• [THE PROBLEM] Write out all the entries word for word and omit any pictures.

Collected data:
══════════

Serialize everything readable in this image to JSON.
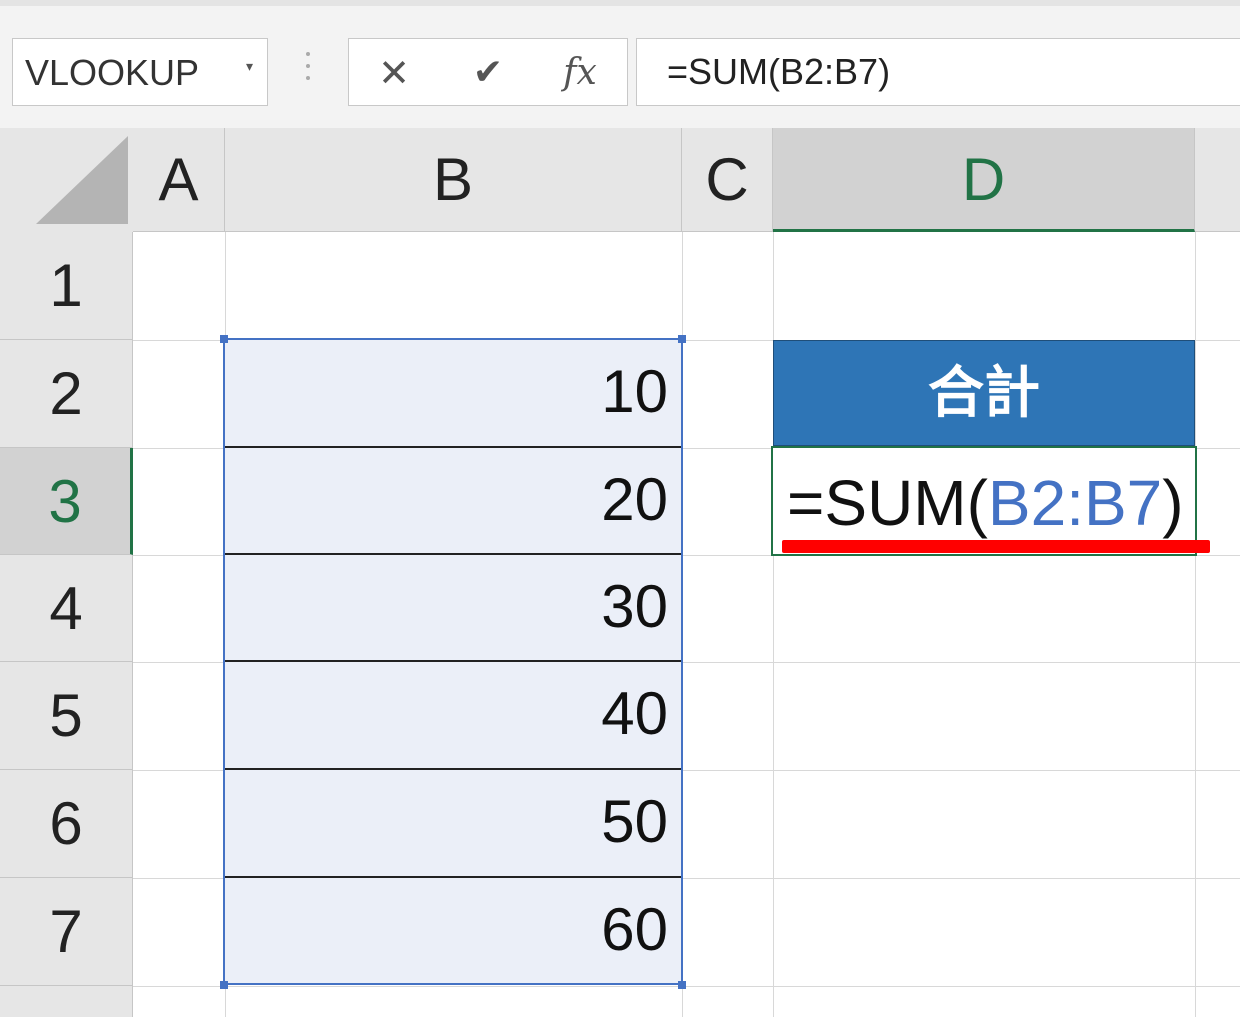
{
  "name_box": {
    "value": "VLOOKUP",
    "dropdown_icon": "chevron-down-icon"
  },
  "formula_buttons": {
    "cancel": "✕",
    "enter": "✔",
    "fx": "fx"
  },
  "formula_bar": {
    "value": "=SUM(B2:B7)"
  },
  "columns": [
    "A",
    "B",
    "C",
    "D"
  ],
  "rows": [
    "1",
    "2",
    "3",
    "4",
    "5",
    "6",
    "7"
  ],
  "cells": {
    "B2": "10",
    "B3": "20",
    "B4": "30",
    "B5": "40",
    "B6": "50",
    "B7": "60",
    "D2": "合計"
  },
  "active_cell": {
    "ref": "D3",
    "formula_prefix": "=SUM(",
    "formula_range": "B2:B7",
    "formula_suffix": ")"
  },
  "colors": {
    "header_fill": "#2e75b6",
    "selection_fill": "#ebeff8",
    "selection_border": "#4472c4",
    "active_border": "#217346",
    "underline": "#ff0000",
    "range_ref": "#4472c4"
  }
}
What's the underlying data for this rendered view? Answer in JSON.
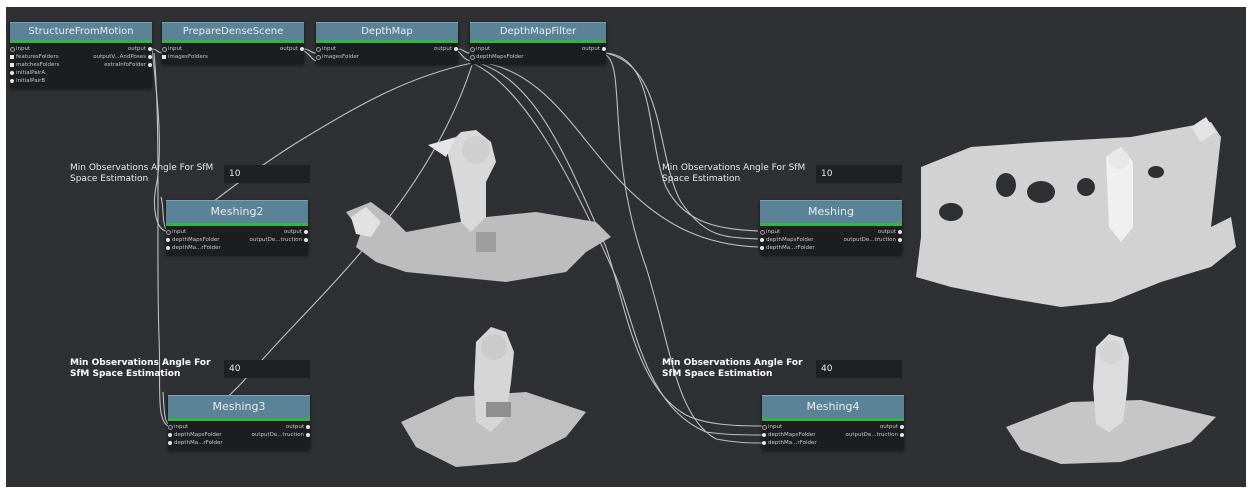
{
  "nodes": {
    "sfm": {
      "title": "StructureFromMotion",
      "left_ports": [
        "input",
        "featuresFolders",
        "matchesFolders",
        "initialPairA",
        "initialPairB"
      ],
      "right_ports": [
        "output",
        "outputV...AndPoses",
        "extraInfoFolder"
      ]
    },
    "pds": {
      "title": "PrepareDenseScene",
      "left_ports": [
        "input",
        "imagesFolders"
      ],
      "right_ports": [
        "output"
      ]
    },
    "dm": {
      "title": "DepthMap",
      "left_ports": [
        "input",
        "imagesFolder"
      ],
      "right_ports": [
        "output"
      ]
    },
    "dmf": {
      "title": "DepthMapFilter",
      "left_ports": [
        "input",
        "depthMapsFolder"
      ],
      "right_ports": [
        "output"
      ]
    },
    "meshing2": {
      "title": "Meshing2",
      "left_ports": [
        "input",
        "depthMapsFolder",
        "depthMa...rFolder"
      ],
      "right_ports": [
        "output",
        "outputDe...truction"
      ]
    },
    "meshing": {
      "title": "Meshing",
      "left_ports": [
        "input",
        "depthMapsFolder",
        "depthMa...rFolder"
      ],
      "right_ports": [
        "output",
        "outputDe...truction"
      ]
    },
    "meshing3": {
      "title": "Meshing3",
      "left_ports": [
        "input",
        "depthMapsFolder",
        "depthMa...rFolder"
      ],
      "right_ports": [
        "output",
        "outputDe...truction"
      ]
    },
    "meshing4": {
      "title": "Meshing4",
      "left_ports": [
        "input",
        "depthMapsFolder",
        "depthMa...rFolder"
      ],
      "right_ports": [
        "output",
        "outputDe...truction"
      ]
    }
  },
  "params": {
    "p1": {
      "label_line1": "Min Observations Angle For SfM",
      "label_line2": "Space Estimation",
      "value": "10"
    },
    "p2": {
      "label_line1": "Min Observations Angle For SfM",
      "label_line2": "Space Estimation",
      "value": "10"
    },
    "p3": {
      "label_line1": "Min Observations Angle For",
      "label_line2": "SfM Space Estimation",
      "value": "40"
    },
    "p4": {
      "label_line1": "Min Observations Angle For",
      "label_line2": "SfM Space Estimation",
      "value": "40"
    }
  },
  "colors": {
    "canvas": "#2f3033",
    "node_title": "#5a8398",
    "node_status": "#35b34a",
    "mesh": "#d6d6d6"
  }
}
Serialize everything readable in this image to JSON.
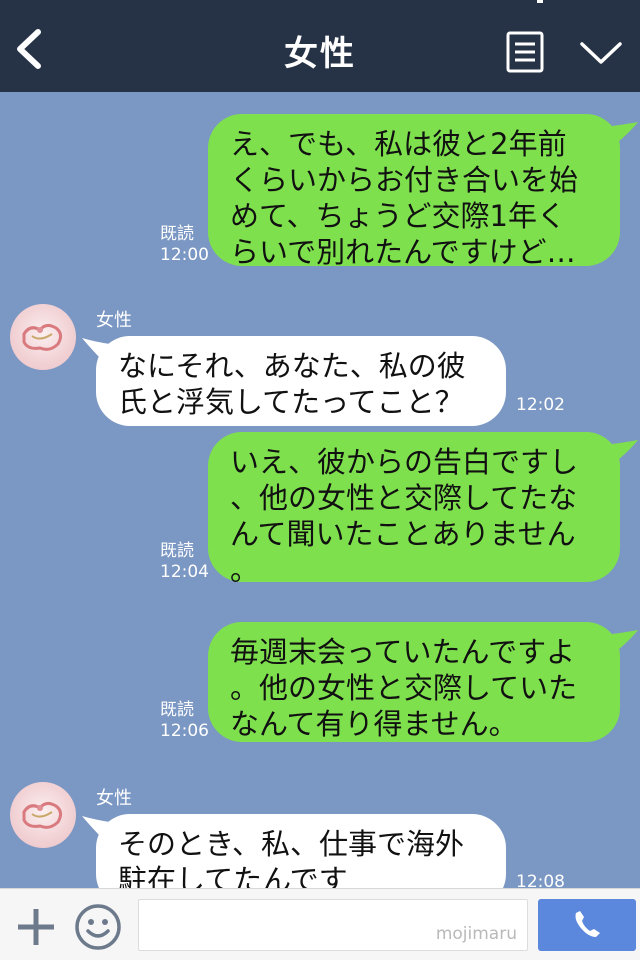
{
  "header": {
    "title": "女性",
    "icons": {
      "back": "chevron-left-icon",
      "menu": "menu-list-icon",
      "expand": "chevron-down-icon"
    }
  },
  "messages": [
    {
      "side": "out",
      "lines": [
        "え、でも、私は彼と2年前",
        "くらいからお付き合いを始",
        "めて、ちょうど交際1年く",
        "らいで別れたんですけど…"
      ],
      "read": "既読",
      "time": "12:00"
    },
    {
      "side": "in",
      "sender": "女性",
      "lines": [
        "なにそれ、あなた、私の彼",
        "氏と浮気してたってこと？"
      ],
      "time": "12:02"
    },
    {
      "side": "out",
      "lines": [
        "いえ、彼からの告白ですし",
        "、他の女性と交際してたな",
        "んて聞いたことありません",
        "。"
      ],
      "read": "既読",
      "time": "12:04"
    },
    {
      "side": "out",
      "lines": [
        "毎週末会っていたんですよ",
        "。他の女性と交際していた",
        "なんて有り得ません。"
      ],
      "read": "既読",
      "time": "12:06"
    },
    {
      "side": "in",
      "sender": "女性",
      "lines": [
        "そのとき、私、仕事で海外",
        "駐在してたんです"
      ],
      "time": "12:08"
    }
  ],
  "input_bar": {
    "placeholder": "",
    "watermark": "mojimaru",
    "icons": {
      "add": "plus-icon",
      "emoji": "smiley-icon",
      "call": "phone-icon"
    }
  },
  "colors": {
    "header_bg": "#263245",
    "chat_bg": "#7b97c3",
    "outgoing_bubble": "#7fe04e",
    "incoming_bubble": "#ffffff",
    "call_button": "#5b87dd"
  }
}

══════════

• [TASK RESULT]
Serialize everything readable in this image to JSON.
{
  "name_box": {
    "value": "VLOOKUP",
    "dropdown_icon": "chevron-down-icon"
  },
  "formula_buttons": {
    "cancel": "✕",
    "enter": "✔",
    "fx": "fx"
  },
  "formula_bar": {
    "value": "=SUM(B2:B7)"
  },
  "columns": [
    "A",
    "B",
    "C",
    "D"
  ],
  "rows": [
    "1",
    "2",
    "3",
    "4",
    "5",
    "6",
    "7"
  ],
  "cells": {
    "B2": "10",
    "B3": "20",
    "B4": "30",
    "B5": "40",
    "B6": "50",
    "B7": "60",
    "D2": "合計"
  },
  "active_cell": {
    "ref": "D3",
    "formula_prefix": "=SUM(",
    "formula_range": "B2:B7",
    "formula_suffix": ")"
  },
  "colors": {
    "header_fill": "#2e75b6",
    "selection_fill": "#ebeff8",
    "selection_border": "#4472c4",
    "active_border": "#217346",
    "underline": "#ff0000",
    "range_ref": "#4472c4"
  }
}
What's the underlying data for this rendered view? Answer in JSON.
{
  "nodes": {
    "sfm": {
      "title": "StructureFromMotion",
      "left_ports": [
        "input",
        "featuresFolders",
        "matchesFolders",
        "initialPairA",
        "initialPairB"
      ],
      "right_ports": [
        "output",
        "outputV...AndPoses",
        "extraInfoFolder"
      ]
    },
    "pds": {
      "title": "PrepareDenseScene",
      "left_ports": [
        "input",
        "imagesFolders"
      ],
      "right_ports": [
        "output"
      ]
    },
    "dm": {
      "title": "DepthMap",
      "left_ports": [
        "input",
        "imagesFolder"
      ],
      "right_ports": [
        "output"
      ]
    },
    "dmf": {
      "title": "DepthMapFilter",
      "left_ports": [
        "input",
        "depthMapsFolder"
      ],
      "right_ports": [
        "output"
      ]
    },
    "meshing2": {
      "title": "Meshing2",
      "left_ports": [
        "input",
        "depthMapsFolder",
        "depthMa...rFolder"
      ],
      "right_ports": [
        "output",
        "outputDe...truction"
      ]
    },
    "meshing": {
      "title": "Meshing",
      "left_ports": [
        "input",
        "depthMapsFolder",
        "depthMa...rFolder"
      ],
      "right_ports": [
        "output",
        "outputDe...truction"
      ]
    },
    "meshing3": {
      "title": "Meshing3",
      "left_ports": [
        "input",
        "depthMapsFolder",
        "depthMa...rFolder"
      ],
      "right_ports": [
        "output",
        "outputDe...truction"
      ]
    },
    "meshing4": {
      "title": "Meshing4",
      "left_ports": [
        "input",
        "depthMapsFolder",
        "depthMa...rFolder"
      ],
      "right_ports": [
        "output",
        "outputDe...truction"
      ]
    }
  },
  "params": {
    "p1": {
      "label_line1": "Min Observations Angle For SfM",
      "label_line2": "Space Estimation",
      "value": "10"
    },
    "p2": {
      "label_line1": "Min Observations Angle For SfM",
      "label_line2": "Space Estimation",
      "value": "10"
    },
    "p3": {
      "label_line1": "Min Observations Angle For",
      "label_line2": "SfM Space Estimation",
      "value": "40"
    },
    "p4": {
      "label_line1": "Min Observations Angle For",
      "label_line2": "SfM Space Estimation",
      "value": "40"
    }
  },
  "colors": {
    "canvas": "#2f3033",
    "node_title": "#5a8398",
    "node_status": "#35b34a",
    "mesh": "#d6d6d6"
  }
}
Serialize everything readable in this image to JSON.
{
  "header": {
    "title": "女性",
    "icons": {
      "back": "chevron-left-icon",
      "menu": "menu-list-icon",
      "expand": "chevron-down-icon"
    }
  },
  "messages": [
    {
      "side": "out",
      "lines": [
        "え、でも、私は彼と2年前",
        "くらいからお付き合いを始",
        "めて、ちょうど交際1年く",
        "らいで別れたんですけど…"
      ],
      "read": "既読",
      "time": "12:00"
    },
    {
      "side": "in",
      "sender": "女性",
      "lines": [
        "なにそれ、あなた、私の彼",
        "氏と浮気してたってこと？"
      ],
      "time": "12:02"
    },
    {
      "side": "out",
      "lines": [
        "いえ、彼からの告白ですし",
        "、他の女性と交際してたな",
        "んて聞いたことありません",
        "。"
      ],
      "read": "既読",
      "time": "12:04"
    },
    {
      "side": "out",
      "lines": [
        "毎週末会っていたんですよ",
        "。他の女性と交際していた",
        "なんて有り得ません。"
      ],
      "read": "既読",
      "time": "12:06"
    },
    {
      "side": "in",
      "sender": "女性",
      "lines": [
        "そのとき、私、仕事で海外",
        "駐在してたんです"
      ],
      "time": "12:08"
    }
  ],
  "input_bar": {
    "placeholder": "",
    "watermark": "mojimaru",
    "icons": {
      "add": "plus-icon",
      "emoji": "smiley-icon",
      "call": "phone-icon"
    }
  },
  "colors": {
    "header_bg": "#263245",
    "chat_bg": "#7b97c3",
    "outgoing_bubble": "#7fe04e",
    "incoming_bubble": "#ffffff",
    "call_button": "#5b87dd"
  }
}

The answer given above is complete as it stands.